# DIRECTIONS
Go through the listing below and gather every line with the word "BANK".
## Start
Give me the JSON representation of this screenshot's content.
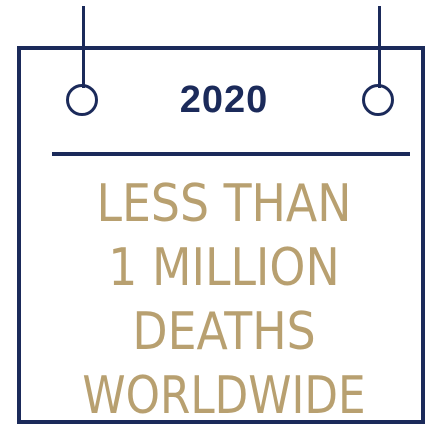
{
  "calendar": {
    "year": "2020",
    "lines": [
      "LESS THAN",
      "1 MILLION",
      "DEATHS",
      "WORLDWIDE"
    ]
  },
  "colors": {
    "navy": "#1b2a5a",
    "gold": "#b8a070"
  }
}
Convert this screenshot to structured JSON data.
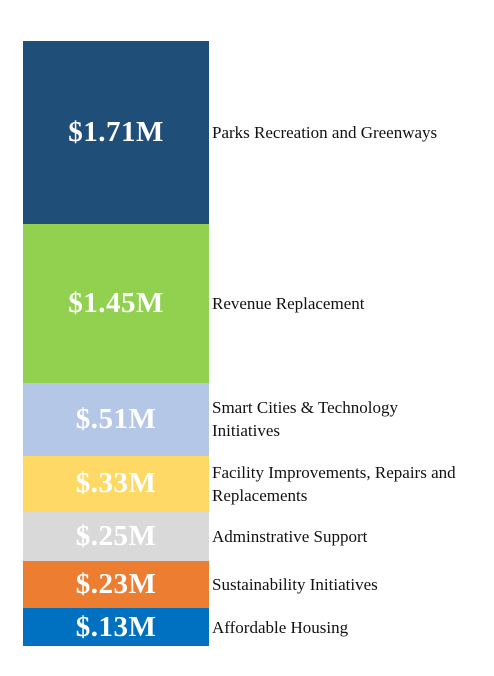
{
  "chart_data": {
    "type": "stacked-bar",
    "series": [
      {
        "name": "Parks Recreation and Greenways",
        "color": "#1f4e79",
        "values": [
          1.71
        ],
        "value_labels": [
          "$1.71M"
        ]
      },
      {
        "name": "Revenue Replacement",
        "color": "#92d050",
        "values": [
          1.45
        ],
        "value_labels": [
          "$1.45M"
        ]
      },
      {
        "name": "Smart Cities & Technology Initiatives",
        "color": "#b4c7e7",
        "values": [
          0.51
        ],
        "value_labels": [
          "$.51M"
        ]
      },
      {
        "name": "Facility Improvements, Repairs and Replacements",
        "color": "#ffd966",
        "values": [
          0.33
        ],
        "value_labels": [
          "$.33M"
        ]
      },
      {
        "name": "Adminstrative Support",
        "color": "#d9d9d9",
        "values": [
          0.25
        ],
        "value_labels": [
          "$.25M"
        ]
      },
      {
        "name": "Sustainability Initiatives",
        "color": "#ed7d31",
        "values": [
          0.23
        ],
        "value_labels": [
          "$.23M"
        ]
      },
      {
        "name": "Affordable Housing",
        "color": "#0070c0",
        "values": [
          0.13
        ],
        "value_labels": [
          "$.13M"
        ]
      }
    ]
  }
}
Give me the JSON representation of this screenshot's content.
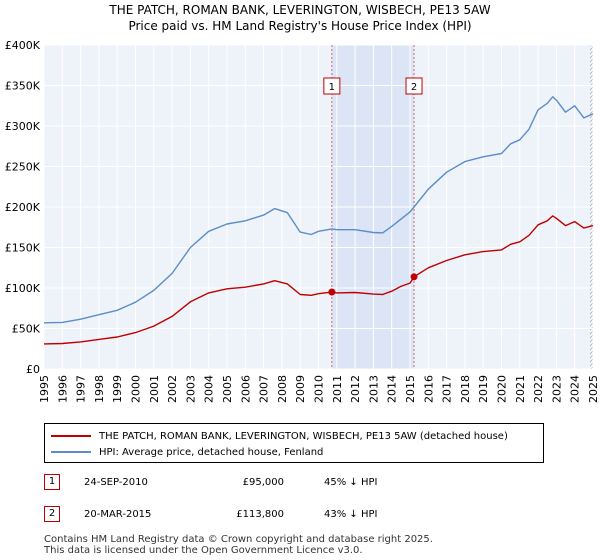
{
  "chart_data": {
    "type": "line",
    "title": "THE PATCH, ROMAN BANK, LEVERINGTON, WISBECH, PE13 5AW",
    "subtitle": "Price paid vs. HM Land Registry's House Price Index (HPI)",
    "xlabel": "",
    "ylabel": "",
    "xlim": [
      1995,
      2025
    ],
    "ylim": [
      0,
      400000
    ],
    "x_ticks": [
      "1995",
      "1996",
      "1997",
      "1998",
      "1999",
      "2000",
      "2001",
      "2002",
      "2003",
      "2004",
      "2005",
      "2006",
      "2007",
      "2008",
      "2009",
      "2010",
      "2011",
      "2012",
      "2013",
      "2014",
      "2015",
      "2016",
      "2017",
      "2018",
      "2019",
      "2020",
      "2021",
      "2022",
      "2023",
      "2024",
      "2025"
    ],
    "y_ticks": [
      {
        "value": 0,
        "label": "£0"
      },
      {
        "value": 50000,
        "label": "£50K"
      },
      {
        "value": 100000,
        "label": "£100K"
      },
      {
        "value": 150000,
        "label": "£150K"
      },
      {
        "value": 200000,
        "label": "£200K"
      },
      {
        "value": 250000,
        "label": "£250K"
      },
      {
        "value": 300000,
        "label": "£300K"
      },
      {
        "value": 350000,
        "label": "£350K"
      },
      {
        "value": 400000,
        "label": "£400K"
      }
    ],
    "grid": true,
    "shaded_range": [
      2010.73,
      2015.22
    ],
    "series": [
      {
        "name": "THE PATCH, ROMAN BANK, LEVERINGTON, WISBECH, PE13 5AW (detached house)",
        "color": "#c00000",
        "x": [
          1995,
          1996,
          1997,
          1998,
          1999,
          2000,
          2001,
          2002,
          2003,
          2004,
          2005,
          2006,
          2007,
          2007.6,
          2008.3,
          2009,
          2009.6,
          2010,
          2010.73,
          2011,
          2012,
          2013,
          2013.5,
          2014,
          2014.5,
          2015,
          2015.22,
          2016,
          2017,
          2018,
          2019,
          2020,
          2020.5,
          2021,
          2021.5,
          2022,
          2022.5,
          2022.8,
          2023,
          2023.5,
          2024,
          2024.5,
          2025
        ],
        "y": [
          31000,
          31500,
          33500,
          36500,
          39500,
          45000,
          53000,
          65000,
          83000,
          94000,
          99000,
          101000,
          105000,
          109000,
          105000,
          92000,
          91000,
          93000,
          95000,
          94000,
          94500,
          92500,
          92000,
          96000,
          102000,
          106000,
          113800,
          125000,
          134000,
          141000,
          145000,
          147000,
          154000,
          157000,
          165000,
          178000,
          183000,
          189000,
          186000,
          177000,
          182000,
          174000,
          177000
        ]
      },
      {
        "name": "HPI: Average price, detached house, Fenland",
        "color": "#5b8ec8",
        "x": [
          1995,
          1996,
          1997,
          1998,
          1999,
          2000,
          2001,
          2002,
          2003,
          2004,
          2005,
          2006,
          2007,
          2007.6,
          2008.3,
          2009,
          2009.6,
          2010,
          2010.73,
          2011,
          2012,
          2013,
          2013.5,
          2014,
          2014.5,
          2015,
          2015.22,
          2016,
          2017,
          2018,
          2019,
          2020,
          2020.5,
          2021,
          2021.5,
          2022,
          2022.5,
          2022.8,
          2023,
          2023.5,
          2024,
          2024.5,
          2025
        ],
        "y": [
          57000,
          57500,
          61500,
          67000,
          72500,
          82500,
          97000,
          118000,
          150000,
          170000,
          179000,
          183000,
          190000,
          198000,
          193000,
          169000,
          166000,
          170000,
          173000,
          172000,
          172000,
          168500,
          168000,
          176000,
          185000,
          194000,
          200000,
          222000,
          243000,
          256000,
          262000,
          266000,
          278000,
          283000,
          296000,
          320000,
          328000,
          336000,
          332000,
          317000,
          325000,
          310000,
          315000
        ]
      }
    ],
    "transactions": [
      {
        "id": "1",
        "x": 2010.73,
        "price": 95000
      },
      {
        "id": "2",
        "x": 2015.22,
        "price": 113800
      }
    ]
  },
  "legend": {
    "items": [
      {
        "label": "THE PATCH, ROMAN BANK, LEVERINGTON, WISBECH, PE13 5AW (detached house)",
        "color": "#c00000"
      },
      {
        "label": "HPI: Average price, detached house, Fenland",
        "color": "#5b8ec8"
      }
    ]
  },
  "transactions_table": [
    {
      "id": "1",
      "date": "24-SEP-2010",
      "price": "£95,000",
      "hpi": "45% ↓ HPI"
    },
    {
      "id": "2",
      "date": "20-MAR-2015",
      "price": "£113,800",
      "hpi": "43% ↓ HPI"
    }
  ],
  "footer": {
    "line1": "Contains HM Land Registry data © Crown copyright and database right 2025.",
    "line2": "This data is licensed under the Open Government Licence v3.0."
  }
}
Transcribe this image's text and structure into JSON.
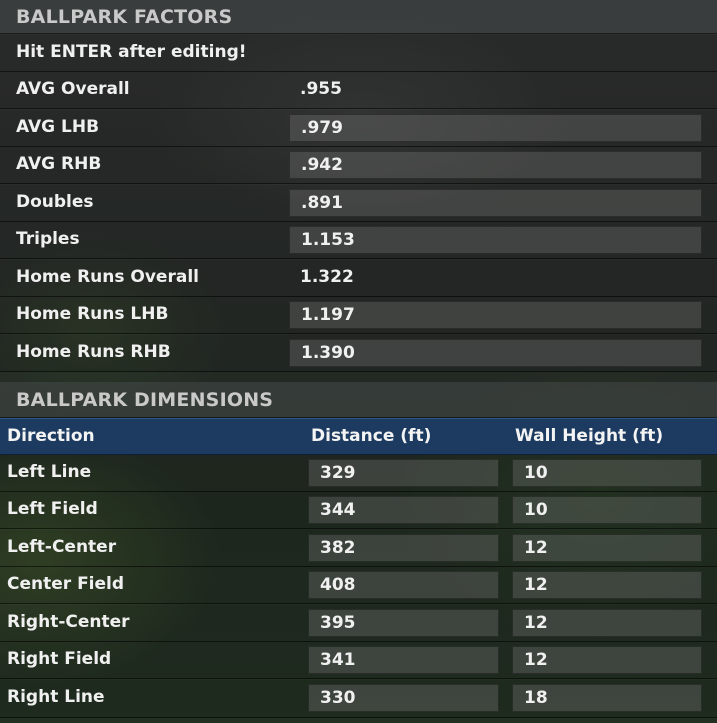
{
  "factors": {
    "title": "BALLPARK FACTORS",
    "notice": "Hit ENTER after editing!",
    "rows": [
      {
        "label": "AVG Overall",
        "value": ".955",
        "editable": false
      },
      {
        "label": "AVG LHB",
        "value": ".979",
        "editable": true
      },
      {
        "label": "AVG RHB",
        "value": ".942",
        "editable": true
      },
      {
        "label": "Doubles",
        "value": ".891",
        "editable": true
      },
      {
        "label": "Triples",
        "value": "1.153",
        "editable": true
      },
      {
        "label": "Home Runs Overall",
        "value": "1.322",
        "editable": false
      },
      {
        "label": "Home Runs LHB",
        "value": "1.197",
        "editable": true
      },
      {
        "label": "Home Runs RHB",
        "value": "1.390",
        "editable": true
      }
    ]
  },
  "dimensions": {
    "title": "BALLPARK DIMENSIONS",
    "columns": [
      "Direction",
      "Distance (ft)",
      "Wall Height (ft)"
    ],
    "rows": [
      {
        "direction": "Left Line",
        "distance": "329",
        "wall": "10"
      },
      {
        "direction": "Left Field",
        "distance": "344",
        "wall": "10"
      },
      {
        "direction": "Left-Center",
        "distance": "382",
        "wall": "12"
      },
      {
        "direction": "Center Field",
        "distance": "408",
        "wall": "12"
      },
      {
        "direction": "Right-Center",
        "distance": "395",
        "wall": "12"
      },
      {
        "direction": "Right Field",
        "distance": "341",
        "wall": "12"
      },
      {
        "direction": "Right Line",
        "distance": "330",
        "wall": "18"
      }
    ]
  },
  "colors": {
    "column_header_bg": "#1d3b60",
    "section_header_text": "#c9c9c9"
  }
}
## End
# TASK RESULT
    "title": "THE PATCH, ROMAN BANK, LEVERINGTON, WISBECH, PE13 5AW",
        "name": "THE PATCH, ROMAN BANK, LEVERINGTON, WISBECH, PE13 5AW (detached house)",
        "label": "THE PATCH, ROMAN BANK, LEVERINGTON, WISBECH, PE13 5AW (detached house)",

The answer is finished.